===== RECORDS PROVIDED

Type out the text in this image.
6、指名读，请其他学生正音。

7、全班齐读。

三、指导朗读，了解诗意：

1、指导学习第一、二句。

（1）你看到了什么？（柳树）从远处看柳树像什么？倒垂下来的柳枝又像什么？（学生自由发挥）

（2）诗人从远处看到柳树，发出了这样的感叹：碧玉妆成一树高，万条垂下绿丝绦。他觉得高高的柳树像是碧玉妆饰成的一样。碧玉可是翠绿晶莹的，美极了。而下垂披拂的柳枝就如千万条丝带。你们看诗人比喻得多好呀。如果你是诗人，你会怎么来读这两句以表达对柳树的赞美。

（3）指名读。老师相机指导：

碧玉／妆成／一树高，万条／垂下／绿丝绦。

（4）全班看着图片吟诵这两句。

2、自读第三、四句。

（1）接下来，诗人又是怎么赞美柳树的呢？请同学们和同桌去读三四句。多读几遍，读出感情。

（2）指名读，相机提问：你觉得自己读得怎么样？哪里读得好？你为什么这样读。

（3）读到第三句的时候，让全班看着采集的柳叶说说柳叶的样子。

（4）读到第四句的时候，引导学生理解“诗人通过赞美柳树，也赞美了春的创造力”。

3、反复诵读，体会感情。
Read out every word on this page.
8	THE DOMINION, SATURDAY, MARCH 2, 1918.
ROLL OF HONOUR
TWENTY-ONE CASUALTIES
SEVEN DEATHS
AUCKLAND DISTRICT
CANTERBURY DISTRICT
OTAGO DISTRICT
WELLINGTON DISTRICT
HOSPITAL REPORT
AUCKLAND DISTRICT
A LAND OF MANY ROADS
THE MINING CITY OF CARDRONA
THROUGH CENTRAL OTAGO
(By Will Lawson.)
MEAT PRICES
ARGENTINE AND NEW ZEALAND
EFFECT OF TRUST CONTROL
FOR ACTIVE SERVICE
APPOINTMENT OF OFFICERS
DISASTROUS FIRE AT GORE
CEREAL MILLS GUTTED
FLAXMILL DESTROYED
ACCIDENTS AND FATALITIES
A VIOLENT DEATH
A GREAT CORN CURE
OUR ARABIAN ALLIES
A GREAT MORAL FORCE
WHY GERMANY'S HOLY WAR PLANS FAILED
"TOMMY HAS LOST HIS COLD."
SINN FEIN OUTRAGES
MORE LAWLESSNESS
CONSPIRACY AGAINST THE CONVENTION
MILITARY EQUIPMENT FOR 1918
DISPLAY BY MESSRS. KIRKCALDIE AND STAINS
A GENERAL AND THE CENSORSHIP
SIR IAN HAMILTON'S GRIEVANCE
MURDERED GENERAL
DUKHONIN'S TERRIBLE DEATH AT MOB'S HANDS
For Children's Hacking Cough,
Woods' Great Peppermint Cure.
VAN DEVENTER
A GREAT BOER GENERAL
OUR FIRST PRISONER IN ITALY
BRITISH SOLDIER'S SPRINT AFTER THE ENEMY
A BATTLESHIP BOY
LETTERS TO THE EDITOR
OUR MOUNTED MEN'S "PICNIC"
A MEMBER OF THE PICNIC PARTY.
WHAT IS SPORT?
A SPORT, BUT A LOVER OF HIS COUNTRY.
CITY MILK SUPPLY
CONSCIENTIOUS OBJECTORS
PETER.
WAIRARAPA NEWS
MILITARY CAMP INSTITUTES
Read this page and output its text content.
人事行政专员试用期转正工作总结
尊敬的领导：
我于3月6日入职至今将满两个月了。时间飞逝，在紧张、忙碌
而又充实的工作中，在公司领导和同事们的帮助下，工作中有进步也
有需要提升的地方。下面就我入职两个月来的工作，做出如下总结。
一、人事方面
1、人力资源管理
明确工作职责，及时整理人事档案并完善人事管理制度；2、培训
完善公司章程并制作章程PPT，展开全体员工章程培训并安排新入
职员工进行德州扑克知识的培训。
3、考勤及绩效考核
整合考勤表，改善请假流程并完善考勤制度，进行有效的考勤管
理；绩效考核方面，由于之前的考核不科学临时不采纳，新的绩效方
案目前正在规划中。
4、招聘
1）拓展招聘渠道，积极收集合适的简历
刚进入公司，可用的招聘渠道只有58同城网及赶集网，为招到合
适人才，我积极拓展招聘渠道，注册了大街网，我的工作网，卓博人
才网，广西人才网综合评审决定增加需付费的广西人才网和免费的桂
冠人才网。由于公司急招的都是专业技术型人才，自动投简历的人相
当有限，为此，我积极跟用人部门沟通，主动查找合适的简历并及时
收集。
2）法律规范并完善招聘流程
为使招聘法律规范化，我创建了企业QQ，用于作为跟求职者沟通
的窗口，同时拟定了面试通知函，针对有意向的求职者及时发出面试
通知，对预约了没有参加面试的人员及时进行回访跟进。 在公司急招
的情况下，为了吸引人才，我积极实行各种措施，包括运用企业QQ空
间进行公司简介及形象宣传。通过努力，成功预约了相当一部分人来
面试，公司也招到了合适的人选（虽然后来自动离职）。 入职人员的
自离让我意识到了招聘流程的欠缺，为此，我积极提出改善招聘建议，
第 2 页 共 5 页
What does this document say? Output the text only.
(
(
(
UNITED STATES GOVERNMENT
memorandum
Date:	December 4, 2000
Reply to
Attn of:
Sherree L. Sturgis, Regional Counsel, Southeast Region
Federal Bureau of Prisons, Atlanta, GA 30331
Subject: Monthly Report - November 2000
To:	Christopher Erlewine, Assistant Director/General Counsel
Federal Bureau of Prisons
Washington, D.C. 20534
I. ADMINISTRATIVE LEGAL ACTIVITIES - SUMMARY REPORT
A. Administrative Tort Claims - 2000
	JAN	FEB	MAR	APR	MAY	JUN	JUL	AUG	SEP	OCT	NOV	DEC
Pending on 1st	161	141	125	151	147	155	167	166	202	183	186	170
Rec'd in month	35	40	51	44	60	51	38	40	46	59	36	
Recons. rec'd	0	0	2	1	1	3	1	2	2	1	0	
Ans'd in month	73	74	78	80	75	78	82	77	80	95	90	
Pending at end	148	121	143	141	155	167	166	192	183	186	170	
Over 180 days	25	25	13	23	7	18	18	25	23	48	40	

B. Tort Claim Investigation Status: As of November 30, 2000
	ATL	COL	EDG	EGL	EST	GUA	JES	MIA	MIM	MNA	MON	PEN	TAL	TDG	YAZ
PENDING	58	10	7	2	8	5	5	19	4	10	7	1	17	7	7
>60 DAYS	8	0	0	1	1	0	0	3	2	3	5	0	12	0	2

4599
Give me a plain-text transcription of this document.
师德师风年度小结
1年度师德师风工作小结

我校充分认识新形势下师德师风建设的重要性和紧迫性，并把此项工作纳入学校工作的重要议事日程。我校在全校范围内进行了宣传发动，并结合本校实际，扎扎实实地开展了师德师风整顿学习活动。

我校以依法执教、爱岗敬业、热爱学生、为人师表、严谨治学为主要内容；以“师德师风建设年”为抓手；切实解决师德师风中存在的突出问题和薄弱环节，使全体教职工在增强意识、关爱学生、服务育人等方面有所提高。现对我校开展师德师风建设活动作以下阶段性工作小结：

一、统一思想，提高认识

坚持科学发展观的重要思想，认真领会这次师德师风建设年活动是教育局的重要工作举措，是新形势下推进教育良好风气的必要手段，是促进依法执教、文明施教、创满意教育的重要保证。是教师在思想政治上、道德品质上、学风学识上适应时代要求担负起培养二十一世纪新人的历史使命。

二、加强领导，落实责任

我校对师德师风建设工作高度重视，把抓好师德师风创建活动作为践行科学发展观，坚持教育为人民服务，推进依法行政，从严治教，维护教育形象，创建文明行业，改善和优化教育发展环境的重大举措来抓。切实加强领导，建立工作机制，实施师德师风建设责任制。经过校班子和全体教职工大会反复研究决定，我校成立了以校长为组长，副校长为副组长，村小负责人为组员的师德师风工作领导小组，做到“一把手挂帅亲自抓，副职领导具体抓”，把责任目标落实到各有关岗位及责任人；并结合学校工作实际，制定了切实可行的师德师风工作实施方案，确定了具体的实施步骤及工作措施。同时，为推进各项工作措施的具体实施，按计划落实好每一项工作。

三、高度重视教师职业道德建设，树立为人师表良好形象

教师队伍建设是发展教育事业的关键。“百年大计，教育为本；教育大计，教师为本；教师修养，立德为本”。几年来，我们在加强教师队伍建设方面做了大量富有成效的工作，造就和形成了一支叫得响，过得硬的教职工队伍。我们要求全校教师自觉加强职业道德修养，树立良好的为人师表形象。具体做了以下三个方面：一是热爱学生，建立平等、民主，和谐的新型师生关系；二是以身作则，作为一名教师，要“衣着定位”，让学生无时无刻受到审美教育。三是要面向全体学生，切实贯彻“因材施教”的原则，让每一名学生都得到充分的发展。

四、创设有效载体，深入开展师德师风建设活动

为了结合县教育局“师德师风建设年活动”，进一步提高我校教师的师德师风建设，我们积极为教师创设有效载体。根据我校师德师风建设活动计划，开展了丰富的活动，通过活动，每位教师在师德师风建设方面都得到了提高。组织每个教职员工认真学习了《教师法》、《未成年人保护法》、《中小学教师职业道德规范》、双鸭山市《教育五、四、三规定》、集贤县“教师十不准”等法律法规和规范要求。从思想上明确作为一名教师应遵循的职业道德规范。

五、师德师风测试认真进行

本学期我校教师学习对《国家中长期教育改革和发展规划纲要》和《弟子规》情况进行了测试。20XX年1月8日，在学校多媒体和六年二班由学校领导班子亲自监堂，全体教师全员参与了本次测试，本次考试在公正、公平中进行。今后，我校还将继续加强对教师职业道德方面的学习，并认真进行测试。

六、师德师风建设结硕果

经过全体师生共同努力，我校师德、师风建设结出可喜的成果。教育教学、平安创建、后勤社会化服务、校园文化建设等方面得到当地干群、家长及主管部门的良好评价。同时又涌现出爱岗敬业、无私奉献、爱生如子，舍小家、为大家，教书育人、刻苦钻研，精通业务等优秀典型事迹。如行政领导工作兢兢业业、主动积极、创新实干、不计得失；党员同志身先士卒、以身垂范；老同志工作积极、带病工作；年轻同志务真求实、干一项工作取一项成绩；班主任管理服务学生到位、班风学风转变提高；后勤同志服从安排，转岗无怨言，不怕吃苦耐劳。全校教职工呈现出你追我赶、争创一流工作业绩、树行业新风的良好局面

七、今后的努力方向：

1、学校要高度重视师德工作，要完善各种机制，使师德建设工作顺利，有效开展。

==========

SHORT PROBLEM
Copy all lines from the entries that contain the word "Bureau".

TASK RESULT
Federal Bureau of Prisons, Atlanta, GA 30331
Federal Bureau of Prisons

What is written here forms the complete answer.